● **Stated task**: Your task is to output the listing word for word, with pictures excluded.

● **Data provided**:
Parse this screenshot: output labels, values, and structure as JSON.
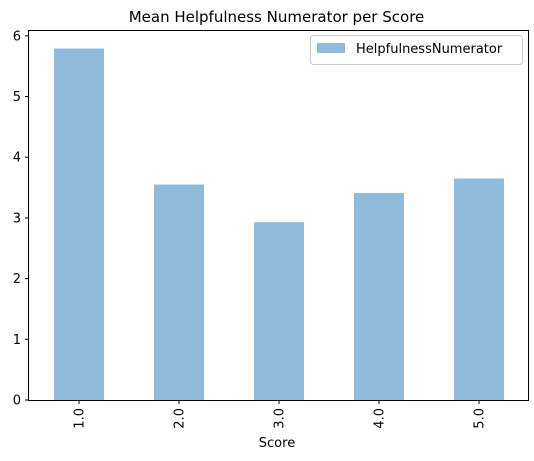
{
  "chart_data": {
    "type": "bar",
    "title": "Mean Helpfulness Numerator per Score",
    "xlabel": "Score",
    "ylabel": "",
    "categories": [
      "1.0",
      "2.0",
      "3.0",
      "4.0",
      "5.0"
    ],
    "series": [
      {
        "name": "HelpfulnessNumerator",
        "values": [
          5.79,
          3.55,
          2.93,
          3.41,
          3.65
        ]
      }
    ],
    "ylim": [
      0,
      6.08
    ],
    "yticks": [
      "0",
      "1",
      "2",
      "3",
      "4",
      "5",
      "6"
    ],
    "grid": false,
    "legend_position": "top-right",
    "bar_color": "#8fbadb",
    "x_tick_rotation": 90
  }
}
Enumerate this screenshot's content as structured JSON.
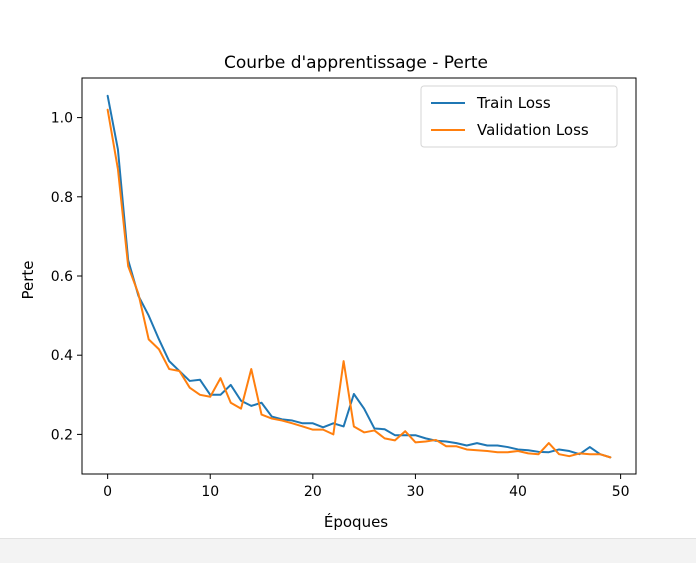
{
  "chart_data": {
    "type": "line",
    "title": "Courbe d'apprentissage - Perte",
    "xlabel": "Époques",
    "ylabel": "Perte",
    "xlim": [
      -2.5,
      51.5
    ],
    "ylim": [
      0.1,
      1.1
    ],
    "xticks": [
      0,
      10,
      20,
      30,
      40,
      50
    ],
    "yticks": [
      0.2,
      0.4,
      0.6,
      0.8,
      1.0
    ],
    "xtick_labels": [
      "0",
      "10",
      "20",
      "30",
      "40",
      "50"
    ],
    "ytick_labels": [
      "0.2",
      "0.4",
      "0.6",
      "0.8",
      "1.0"
    ],
    "grid": false,
    "legend_position": "top-right",
    "x": [
      0,
      1,
      2,
      3,
      4,
      5,
      6,
      7,
      8,
      9,
      10,
      11,
      12,
      13,
      14,
      15,
      16,
      17,
      18,
      19,
      20,
      21,
      22,
      23,
      24,
      25,
      26,
      27,
      28,
      29,
      30,
      31,
      32,
      33,
      34,
      35,
      36,
      37,
      38,
      39,
      40,
      41,
      42,
      43,
      44,
      45,
      46,
      47,
      48,
      49
    ],
    "series": [
      {
        "name": "Train Loss",
        "color": "#1f77b4",
        "values": [
          1.055,
          0.92,
          0.64,
          0.55,
          0.5,
          0.44,
          0.385,
          0.36,
          0.335,
          0.338,
          0.3,
          0.3,
          0.325,
          0.285,
          0.272,
          0.28,
          0.245,
          0.238,
          0.235,
          0.228,
          0.228,
          0.218,
          0.228,
          0.22,
          0.302,
          0.265,
          0.215,
          0.213,
          0.198,
          0.198,
          0.198,
          0.19,
          0.184,
          0.182,
          0.178,
          0.172,
          0.178,
          0.172,
          0.172,
          0.168,
          0.162,
          0.16,
          0.156,
          0.155,
          0.162,
          0.158,
          0.15,
          0.168,
          0.15,
          0.142
        ]
      },
      {
        "name": "Validation Loss",
        "color": "#ff7f0e",
        "values": [
          1.02,
          0.87,
          0.625,
          0.555,
          0.44,
          0.415,
          0.365,
          0.36,
          0.318,
          0.3,
          0.295,
          0.342,
          0.28,
          0.265,
          0.365,
          0.25,
          0.24,
          0.235,
          0.228,
          0.22,
          0.212,
          0.212,
          0.2,
          0.385,
          0.22,
          0.205,
          0.21,
          0.19,
          0.185,
          0.208,
          0.18,
          0.182,
          0.186,
          0.17,
          0.17,
          0.162,
          0.16,
          0.158,
          0.155,
          0.155,
          0.158,
          0.152,
          0.15,
          0.178,
          0.15,
          0.145,
          0.152,
          0.15,
          0.15,
          0.142
        ]
      }
    ]
  }
}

● **Task solution**:
Parse this screenshot: output labels, values, and structure as JSON.
{
  "chart_data": {
    "type": "bar",
    "title": "Mean Helpfulness Numerator per Score",
    "xlabel": "Score",
    "ylabel": "",
    "categories": [
      "1.0",
      "2.0",
      "3.0",
      "4.0",
      "5.0"
    ],
    "series": [
      {
        "name": "HelpfulnessNumerator",
        "values": [
          5.79,
          3.55,
          2.93,
          3.41,
          3.65
        ]
      }
    ],
    "ylim": [
      0,
      6.08
    ],
    "yticks": [
      "0",
      "1",
      "2",
      "3",
      "4",
      "5",
      "6"
    ],
    "grid": false,
    "legend_position": "top-right",
    "bar_color": "#8fbadb",
    "x_tick_rotation": 90
  }
}
Enumerate this screenshot's content as structured JSON.
{
  "chart_data": {
    "type": "line",
    "title": "Courbe d'apprentissage - Perte",
    "xlabel": "Époques",
    "ylabel": "Perte",
    "xlim": [
      -2.5,
      51.5
    ],
    "ylim": [
      0.1,
      1.1
    ],
    "xticks": [
      0,
      10,
      20,
      30,
      40,
      50
    ],
    "yticks": [
      0.2,
      0.4,
      0.6,
      0.8,
      1.0
    ],
    "xtick_labels": [
      "0",
      "10",
      "20",
      "30",
      "40",
      "50"
    ],
    "ytick_labels": [
      "0.2",
      "0.4",
      "0.6",
      "0.8",
      "1.0"
    ],
    "grid": false,
    "legend_position": "top-right",
    "x": [
      0,
      1,
      2,
      3,
      4,
      5,
      6,
      7,
      8,
      9,
      10,
      11,
      12,
      13,
      14,
      15,
      16,
      17,
      18,
      19,
      20,
      21,
      22,
      23,
      24,
      25,
      26,
      27,
      28,
      29,
      30,
      31,
      32,
      33,
      34,
      35,
      36,
      37,
      38,
      39,
      40,
      41,
      42,
      43,
      44,
      45,
      46,
      47,
      48,
      49
    ],
    "series": [
      {
        "name": "Train Loss",
        "color": "#1f77b4",
        "values": [
          1.055,
          0.92,
          0.64,
          0.55,
          0.5,
          0.44,
          0.385,
          0.36,
          0.335,
          0.338,
          0.3,
          0.3,
          0.325,
          0.285,
          0.272,
          0.28,
          0.245,
          0.238,
          0.235,
          0.228,
          0.228,
          0.218,
          0.228,
          0.22,
          0.302,
          0.265,
          0.215,
          0.213,
          0.198,
          0.198,
          0.198,
          0.19,
          0.184,
          0.182,
          0.178,
          0.172,
          0.178,
          0.172,
          0.172,
          0.168,
          0.162,
          0.16,
          0.156,
          0.155,
          0.162,
          0.158,
          0.15,
          0.168,
          0.15,
          0.142
        ]
      },
      {
        "name": "Validation Loss",
        "color": "#ff7f0e",
        "values": [
          1.02,
          0.87,
          0.625,
          0.555,
          0.44,
          0.415,
          0.365,
          0.36,
          0.318,
          0.3,
          0.295,
          0.342,
          0.28,
          0.265,
          0.365,
          0.25,
          0.24,
          0.235,
          0.228,
          0.22,
          0.212,
          0.212,
          0.2,
          0.385,
          0.22,
          0.205,
          0.21,
          0.19,
          0.185,
          0.208,
          0.18,
          0.182,
          0.186,
          0.17,
          0.17,
          0.162,
          0.16,
          0.158,
          0.155,
          0.155,
          0.158,
          0.152,
          0.15,
          0.178,
          0.15,
          0.145,
          0.152,
          0.15,
          0.15,
          0.142
        ]
      }
    ]
  }
}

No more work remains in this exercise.